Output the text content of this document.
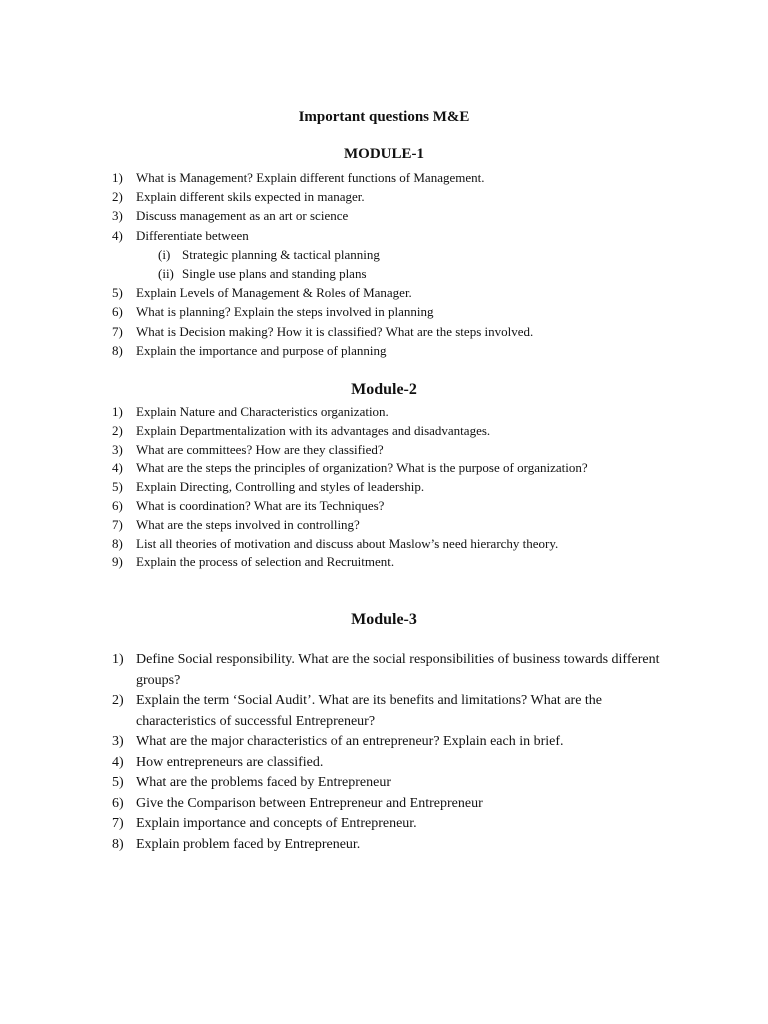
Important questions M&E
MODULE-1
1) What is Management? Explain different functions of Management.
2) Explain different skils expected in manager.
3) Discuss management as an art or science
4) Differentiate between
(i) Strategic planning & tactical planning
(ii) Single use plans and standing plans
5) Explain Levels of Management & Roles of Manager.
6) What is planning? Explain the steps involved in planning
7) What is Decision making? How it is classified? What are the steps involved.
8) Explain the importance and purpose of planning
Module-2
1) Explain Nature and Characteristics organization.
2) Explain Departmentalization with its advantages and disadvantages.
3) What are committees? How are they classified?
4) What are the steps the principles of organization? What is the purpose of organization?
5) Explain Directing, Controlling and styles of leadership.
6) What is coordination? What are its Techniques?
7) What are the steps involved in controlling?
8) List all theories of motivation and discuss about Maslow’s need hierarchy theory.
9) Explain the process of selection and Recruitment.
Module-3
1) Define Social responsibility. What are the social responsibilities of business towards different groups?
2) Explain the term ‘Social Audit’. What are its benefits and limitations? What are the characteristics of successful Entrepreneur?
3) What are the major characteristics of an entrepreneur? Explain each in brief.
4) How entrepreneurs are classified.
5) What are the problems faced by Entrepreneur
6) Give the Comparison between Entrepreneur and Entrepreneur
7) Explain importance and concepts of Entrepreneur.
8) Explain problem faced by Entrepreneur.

• • • • • • •

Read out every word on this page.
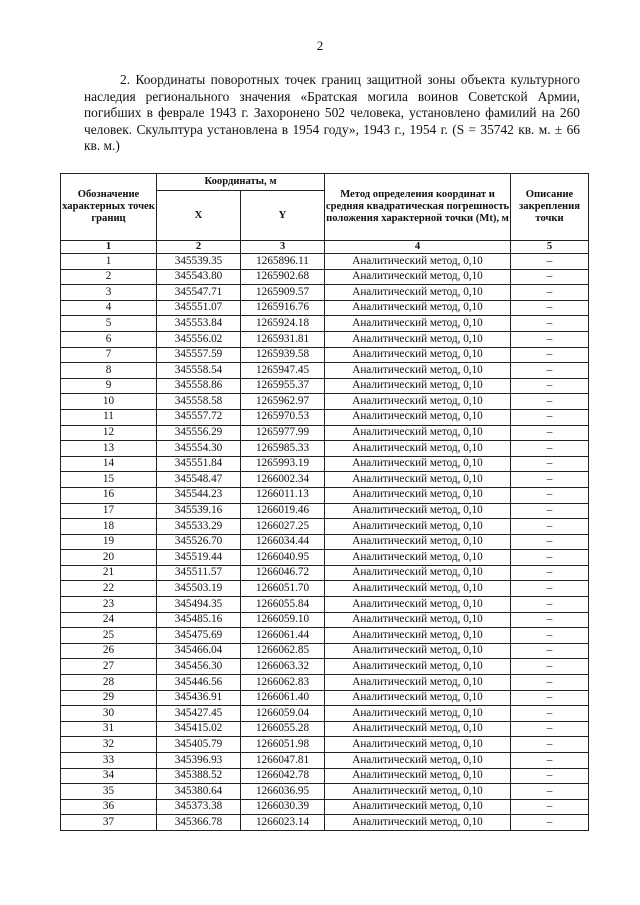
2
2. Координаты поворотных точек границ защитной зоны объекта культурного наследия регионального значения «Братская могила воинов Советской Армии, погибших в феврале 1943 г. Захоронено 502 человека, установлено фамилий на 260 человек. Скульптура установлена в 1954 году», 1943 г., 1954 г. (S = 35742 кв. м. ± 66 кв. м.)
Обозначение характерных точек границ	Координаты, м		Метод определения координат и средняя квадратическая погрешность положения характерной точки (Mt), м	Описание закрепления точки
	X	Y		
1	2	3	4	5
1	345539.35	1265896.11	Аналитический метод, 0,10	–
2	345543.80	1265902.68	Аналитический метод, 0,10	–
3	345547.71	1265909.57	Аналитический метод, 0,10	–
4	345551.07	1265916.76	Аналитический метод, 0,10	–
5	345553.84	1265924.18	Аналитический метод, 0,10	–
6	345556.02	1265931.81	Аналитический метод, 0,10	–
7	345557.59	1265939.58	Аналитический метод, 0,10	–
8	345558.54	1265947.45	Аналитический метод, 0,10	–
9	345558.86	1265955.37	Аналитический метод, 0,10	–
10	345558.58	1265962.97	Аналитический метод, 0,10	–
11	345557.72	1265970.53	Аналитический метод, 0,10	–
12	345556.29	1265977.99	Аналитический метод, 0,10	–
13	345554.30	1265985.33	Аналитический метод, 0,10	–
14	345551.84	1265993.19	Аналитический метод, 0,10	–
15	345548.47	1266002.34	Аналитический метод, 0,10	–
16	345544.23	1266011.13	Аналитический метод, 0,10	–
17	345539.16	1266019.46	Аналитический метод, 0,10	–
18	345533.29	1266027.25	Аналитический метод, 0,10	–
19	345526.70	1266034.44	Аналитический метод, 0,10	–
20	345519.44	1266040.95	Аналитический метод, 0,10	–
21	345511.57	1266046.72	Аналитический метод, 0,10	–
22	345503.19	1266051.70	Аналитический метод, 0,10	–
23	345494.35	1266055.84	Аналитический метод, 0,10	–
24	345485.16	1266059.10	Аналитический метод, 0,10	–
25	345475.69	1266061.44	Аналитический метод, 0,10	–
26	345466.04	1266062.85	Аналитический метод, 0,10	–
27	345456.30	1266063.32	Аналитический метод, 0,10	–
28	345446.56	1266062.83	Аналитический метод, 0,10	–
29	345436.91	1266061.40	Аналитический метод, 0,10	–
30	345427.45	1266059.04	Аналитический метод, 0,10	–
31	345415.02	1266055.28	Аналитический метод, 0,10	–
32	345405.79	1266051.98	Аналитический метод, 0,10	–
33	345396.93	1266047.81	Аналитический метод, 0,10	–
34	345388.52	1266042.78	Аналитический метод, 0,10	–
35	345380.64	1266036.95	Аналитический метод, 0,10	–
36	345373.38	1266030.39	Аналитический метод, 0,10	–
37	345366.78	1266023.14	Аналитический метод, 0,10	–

• • • • • • •

Gather from the entries above all lines that include the string "planning".

(i) Strategic planning & tactical planning
6) What is planning? Explain the steps involved in planning
8) Explain the importance and purpose of planning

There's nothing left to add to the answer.